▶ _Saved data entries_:
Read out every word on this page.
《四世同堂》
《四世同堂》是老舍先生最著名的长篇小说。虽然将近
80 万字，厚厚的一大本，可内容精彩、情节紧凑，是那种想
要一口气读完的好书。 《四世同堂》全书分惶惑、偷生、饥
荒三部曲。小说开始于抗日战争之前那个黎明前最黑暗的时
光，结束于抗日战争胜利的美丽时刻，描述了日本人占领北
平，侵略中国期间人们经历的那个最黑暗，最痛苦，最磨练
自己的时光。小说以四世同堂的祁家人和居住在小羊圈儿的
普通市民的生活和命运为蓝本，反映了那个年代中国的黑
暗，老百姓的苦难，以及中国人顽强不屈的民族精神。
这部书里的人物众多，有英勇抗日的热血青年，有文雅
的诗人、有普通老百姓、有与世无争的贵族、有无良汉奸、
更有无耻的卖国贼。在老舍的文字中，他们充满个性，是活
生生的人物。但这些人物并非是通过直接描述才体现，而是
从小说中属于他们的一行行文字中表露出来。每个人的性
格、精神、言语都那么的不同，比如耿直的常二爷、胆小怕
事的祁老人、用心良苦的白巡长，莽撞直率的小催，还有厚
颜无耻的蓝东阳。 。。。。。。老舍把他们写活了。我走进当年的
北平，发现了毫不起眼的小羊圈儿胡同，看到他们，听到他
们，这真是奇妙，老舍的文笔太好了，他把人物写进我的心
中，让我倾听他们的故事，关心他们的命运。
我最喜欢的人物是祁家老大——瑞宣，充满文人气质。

▶ _BRIEF_:
Please reproduce every line of the material word for word.

▶ _SOLUTION FOR THIS EXERCISE_:
Read out every word on this page.
《四世同堂》
《四世同堂》是老舍先生最著名的长篇小说。虽然将近
80 万字，厚厚的一大本，可内容精彩、情节紧凑，是那种想
要一口气读完的好书。 《四世同堂》全书分惶惑、偷生、饥
荒三部曲。小说开始于抗日战争之前那个黎明前最黑暗的时
光，结束于抗日战争胜利的美丽时刻，描述了日本人占领北
平，侵略中国期间人们经历的那个最黑暗，最痛苦，最磨练
自己的时光。小说以四世同堂的祁家人和居住在小羊圈儿的
普通市民的生活和命运为蓝本，反映了那个年代中国的黑
暗，老百姓的苦难，以及中国人顽强不屈的民族精神。
这部书里的人物众多，有英勇抗日的热血青年，有文雅
的诗人、有普通老百姓、有与世无争的贵族、有无良汉奸、
更有无耻的卖国贼。在老舍的文字中，他们充满个性，是活
生生的人物。但这些人物并非是通过直接描述才体现，而是
从小说中属于他们的一行行文字中表露出来。每个人的性
格、精神、言语都那么的不同，比如耿直的常二爷、胆小怕
事的祁老人、用心良苦的白巡长，莽撞直率的小催，还有厚
颜无耻的蓝东阳。 。。。。。。老舍把他们写活了。我走进当年的
北平，发现了毫不起眼的小羊圈儿胡同，看到他们，听到他
们，这真是奇妙，老舍的文笔太好了，他把人物写进我的心
中，让我倾听他们的故事，关心他们的命运。
我最喜欢的人物是祁家老大——瑞宣，充满文人气质。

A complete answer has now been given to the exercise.